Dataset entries
========================================================================

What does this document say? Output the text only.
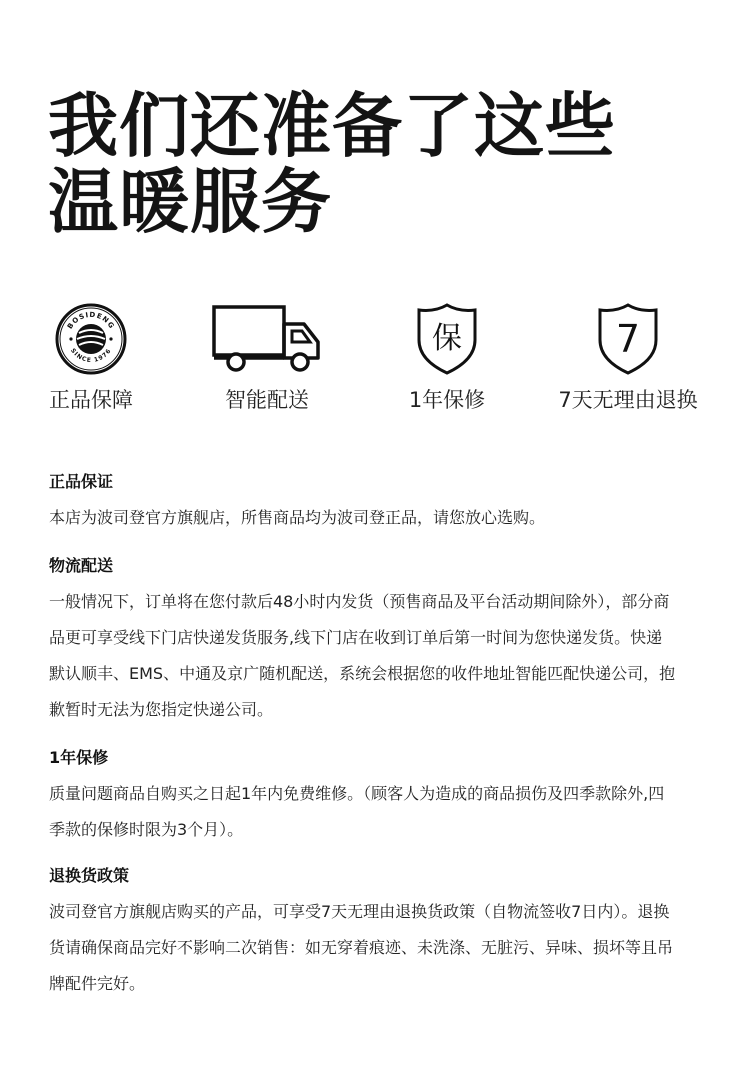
我们还准备了这些
温暖服务
BOSIDENG
SINCE 1976
正品保障	智能配送
保
1年保修
7
7天无理由退换
正品保证

本店为波司登官方旗舰店，所售商品均为波司登正品，请您放心选购。

物流配送

一般情况下，订单将在您付款后48小时内发货（预售商品及平台活动期间除外），部分商
品更可享受线下门店快递发货服务,线下门店在收到订单后第一时间为您快递发货。快递
默认顺丰、EMS、中通及京广随机配送，系统会根据您的收件地址智能匹配快递公司，抱
歉暂时无法为您指定快递公司。

1年保修

质量问题商品自购买之日起1年内免费维修。（顾客人为造成的商品损伤及四季款除外,四
季款的保修时限为3个月）。

退换货政策

波司登官方旗舰店购买的产品，可享受7天无理由退换货政策（自物流签收7日内）。退换
货请确保商品完好不影响二次销售：如无穿着痕迹、未洗涤、无脏污、异味、损坏等且吊
牌配件完好。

========================================================================

Set exercise =>
Omit the pictures, then output the rest of the listing exactly.

Full output =>
What does this document say? Output the text only.
我们还准备了这些
温暖服务
BOSIDENG
SINCE 1976
正品保障	智能配送
保
1年保修
7
7天无理由退换
正品保证

本店为波司登官方旗舰店，所售商品均为波司登正品，请您放心选购。

物流配送

一般情况下，订单将在您付款后48小时内发货（预售商品及平台活动期间除外），部分商
品更可享受线下门店快递发货服务,线下门店在收到订单后第一时间为您快递发货。快递
默认顺丰、EMS、中通及京广随机配送，系统会根据您的收件地址智能匹配快递公司，抱
歉暂时无法为您指定快递公司。

1年保修

质量问题商品自购买之日起1年内免费维修。（顾客人为造成的商品损伤及四季款除外,四
季款的保修时限为3个月）。

退换货政策

波司登官方旗舰店购买的产品，可享受7天无理由退换货政策（自物流签收7日内）。退换
货请确保商品完好不影响二次销售：如无穿着痕迹、未洗涤、无脏污、异味、损坏等且吊
牌配件完好。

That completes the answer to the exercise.